WHAT TO WORK ON -> Pick out the lines below that contain the string "ylabel" and copy them all.

DATA TO PROCESS ->
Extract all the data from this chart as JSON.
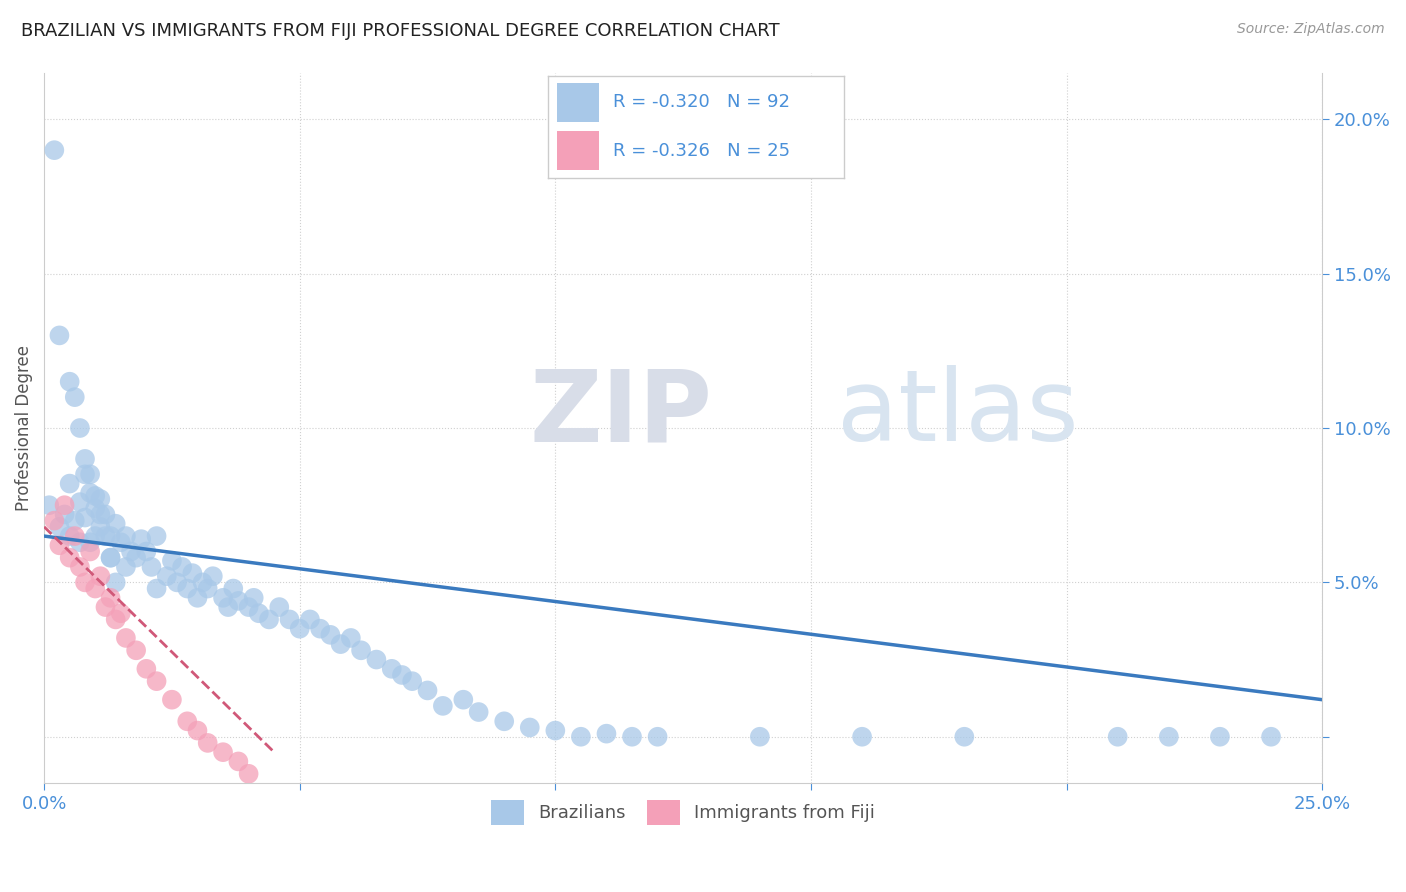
{
  "title": "BRAZILIAN VS IMMIGRANTS FROM FIJI PROFESSIONAL DEGREE CORRELATION CHART",
  "source": "Source: ZipAtlas.com",
  "ylabel": "Professional Degree",
  "xlim": [
    0.0,
    0.25
  ],
  "ylim": [
    -0.015,
    0.215
  ],
  "blue_color": "#a8c8e8",
  "pink_color": "#f4a0b8",
  "line_blue": "#3a7abf",
  "line_pink": "#d05878",
  "background_color": "#ffffff",
  "grid_color": "#d8d8d8",
  "brazil_x": [
    0.001,
    0.003,
    0.004,
    0.005,
    0.005,
    0.006,
    0.007,
    0.007,
    0.008,
    0.008,
    0.009,
    0.009,
    0.01,
    0.01,
    0.011,
    0.011,
    0.012,
    0.013,
    0.013,
    0.014,
    0.015,
    0.016,
    0.016,
    0.017,
    0.018,
    0.019,
    0.02,
    0.021,
    0.022,
    0.022,
    0.024,
    0.025,
    0.026,
    0.027,
    0.028,
    0.029,
    0.03,
    0.031,
    0.032,
    0.033,
    0.035,
    0.036,
    0.037,
    0.038,
    0.04,
    0.041,
    0.042,
    0.044,
    0.046,
    0.048,
    0.05,
    0.052,
    0.054,
    0.056,
    0.058,
    0.06,
    0.062,
    0.065,
    0.068,
    0.07,
    0.072,
    0.075,
    0.078,
    0.082,
    0.085,
    0.09,
    0.095,
    0.1,
    0.105,
    0.11,
    0.115,
    0.12,
    0.14,
    0.16,
    0.18,
    0.21,
    0.22,
    0.23,
    0.24,
    0.002,
    0.003,
    0.005,
    0.006,
    0.007,
    0.008,
    0.009,
    0.01,
    0.011,
    0.012,
    0.013,
    0.014
  ],
  "brazil_y": [
    0.075,
    0.068,
    0.072,
    0.065,
    0.082,
    0.07,
    0.076,
    0.063,
    0.085,
    0.071,
    0.079,
    0.063,
    0.074,
    0.065,
    0.077,
    0.068,
    0.072,
    0.065,
    0.058,
    0.069,
    0.063,
    0.065,
    0.055,
    0.06,
    0.058,
    0.064,
    0.06,
    0.055,
    0.065,
    0.048,
    0.052,
    0.057,
    0.05,
    0.055,
    0.048,
    0.053,
    0.045,
    0.05,
    0.048,
    0.052,
    0.045,
    0.042,
    0.048,
    0.044,
    0.042,
    0.045,
    0.04,
    0.038,
    0.042,
    0.038,
    0.035,
    0.038,
    0.035,
    0.033,
    0.03,
    0.032,
    0.028,
    0.025,
    0.022,
    0.02,
    0.018,
    0.015,
    0.01,
    0.012,
    0.008,
    0.005,
    0.003,
    0.002,
    0.0,
    0.001,
    0.0,
    0.0,
    0.0,
    0.0,
    0.0,
    0.0,
    0.0,
    0.0,
    0.0,
    0.19,
    0.13,
    0.115,
    0.11,
    0.1,
    0.09,
    0.085,
    0.078,
    0.072,
    0.065,
    0.058,
    0.05
  ],
  "fiji_x": [
    0.002,
    0.003,
    0.004,
    0.005,
    0.006,
    0.007,
    0.008,
    0.009,
    0.01,
    0.011,
    0.012,
    0.013,
    0.014,
    0.015,
    0.016,
    0.018,
    0.02,
    0.022,
    0.025,
    0.028,
    0.03,
    0.032,
    0.035,
    0.038,
    0.04
  ],
  "fiji_y": [
    0.07,
    0.062,
    0.075,
    0.058,
    0.065,
    0.055,
    0.05,
    0.06,
    0.048,
    0.052,
    0.042,
    0.045,
    0.038,
    0.04,
    0.032,
    0.028,
    0.022,
    0.018,
    0.012,
    0.005,
    0.002,
    -0.002,
    -0.005,
    -0.008,
    -0.012
  ],
  "line_blue_x0": 0.0,
  "line_blue_y0": 0.065,
  "line_blue_x1": 0.25,
  "line_blue_y1": 0.012,
  "line_pink_x0": 0.0,
  "line_pink_y0": 0.068,
  "line_pink_x1": 0.045,
  "line_pink_y1": -0.005
}
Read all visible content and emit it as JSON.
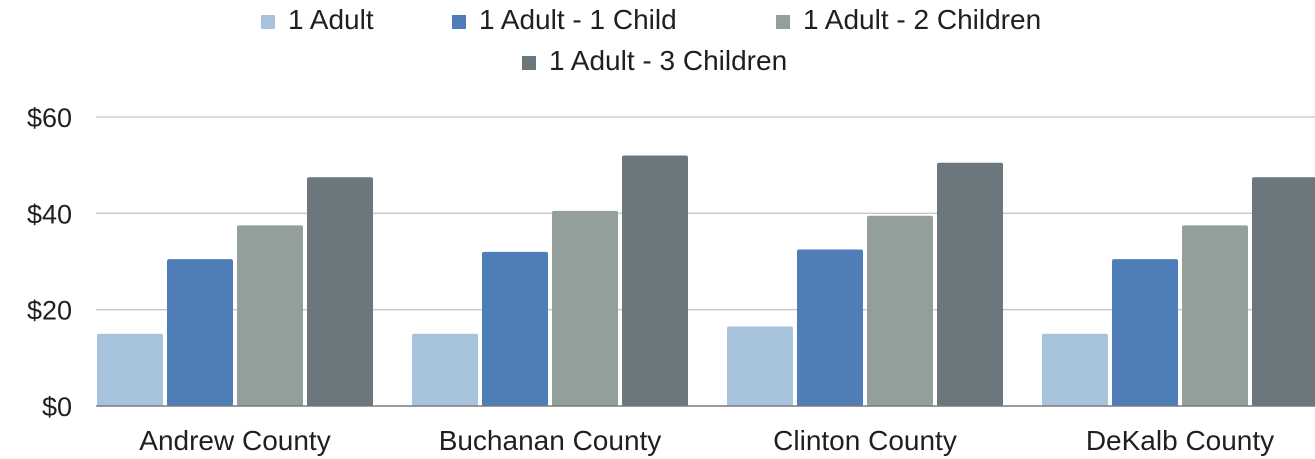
{
  "chart_data": {
    "type": "bar",
    "categories": [
      "Andrew County",
      "Buchanan County",
      "Clinton County",
      "DeKalb County"
    ],
    "series": [
      {
        "name": "1 Adult",
        "color": "#a7c3de",
        "values": [
          15,
          15,
          16.5,
          15
        ]
      },
      {
        "name": "1 Adult - 1 Child",
        "color": "#4e7db7",
        "values": [
          30.5,
          32,
          32.5,
          30.5
        ]
      },
      {
        "name": "1 Adult - 2  Children",
        "color": "#929f9a",
        "values": [
          37.5,
          40.5,
          39.5,
          37.5
        ]
      },
      {
        "name": "1 Adult - 3 Children",
        "color": "#6b777d",
        "values": [
          47.5,
          52,
          50.5,
          47.5
        ]
      }
    ],
    "y_ticks": [
      "$0",
      "$20",
      "$40",
      "$60"
    ],
    "y_tick_values": [
      0,
      20,
      40,
      60
    ],
    "ylim": [
      0,
      60
    ],
    "grid": true,
    "legend_position": "top"
  }
}
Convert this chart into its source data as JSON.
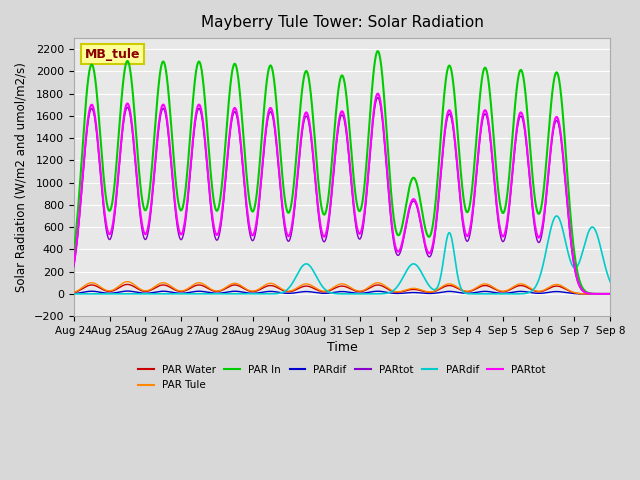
{
  "title": "Mayberry Tule Tower: Solar Radiation",
  "xlabel": "Time",
  "ylabel": "Solar Radiation (W/m2 and umol/m2/s)",
  "ylim": [
    -200,
    2300
  ],
  "yticks": [
    -200,
    0,
    200,
    400,
    600,
    800,
    1000,
    1200,
    1400,
    1600,
    1800,
    2000,
    2200
  ],
  "background_color": "#d8d8d8",
  "plot_bg_color": "#e8e8e8",
  "date_labels": [
    "Aug 24",
    "Aug 25",
    "Aug 26",
    "Aug 27",
    "Aug 28",
    "Aug 29",
    "Aug 30",
    "Aug 31",
    "Sep 1",
    "Sep 2",
    "Sep 3",
    "Sep 4",
    "Sep 5",
    "Sep 6",
    "Sep 7",
    "Sep 8"
  ],
  "annotation_text": "MB_tule",
  "annotation_color": "#8b0000",
  "annotation_bg": "#ffff99",
  "legend_entries": [
    {
      "label": "PAR Water",
      "color": "#cc0000",
      "lw": 1.5
    },
    {
      "label": "PAR Tule",
      "color": "#ff8800",
      "lw": 1.5
    },
    {
      "label": "PAR In",
      "color": "#00cc00",
      "lw": 1.5
    },
    {
      "label": "PARdif",
      "color": "#0000cc",
      "lw": 1.5
    },
    {
      "label": "PARtot",
      "color": "#8800cc",
      "lw": 1.5
    },
    {
      "label": "PARdif",
      "color": "#00cccc",
      "lw": 1.5
    },
    {
      "label": "PARtot",
      "color": "#ff00ff",
      "lw": 1.5
    }
  ],
  "peak_green": [
    2060,
    2090,
    2085,
    2085,
    2065,
    2050,
    2000,
    1960,
    2180,
    1040,
    2050,
    2030,
    2010,
    1990,
    0
  ],
  "peak_magenta": [
    1700,
    1710,
    1700,
    1700,
    1670,
    1670,
    1630,
    1640,
    1800,
    850,
    1650,
    1650,
    1630,
    1590,
    0
  ],
  "peak_red": [
    80,
    85,
    80,
    80,
    80,
    75,
    70,
    70,
    80,
    40,
    75,
    75,
    75,
    70,
    0
  ],
  "peak_orange": [
    100,
    110,
    100,
    100,
    95,
    95,
    90,
    90,
    100,
    50,
    90,
    90,
    90,
    85,
    0
  ],
  "cyan_peaks": [
    0,
    0,
    0,
    0,
    0,
    0,
    270,
    0,
    0,
    270,
    550,
    0,
    0,
    700,
    600
  ],
  "cyan_widths": [
    0.27,
    0.27,
    0.27,
    0.27,
    0.27,
    0.27,
    0.27,
    0.27,
    0.27,
    0.27,
    0.15,
    0.27,
    0.27,
    0.27,
    0.27
  ]
}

CORRECT OUTPUT ->
  "ylabel": "Professional Degree",
  "ylabel": "Solar Radiation (W/m2 and umol/m2/s)",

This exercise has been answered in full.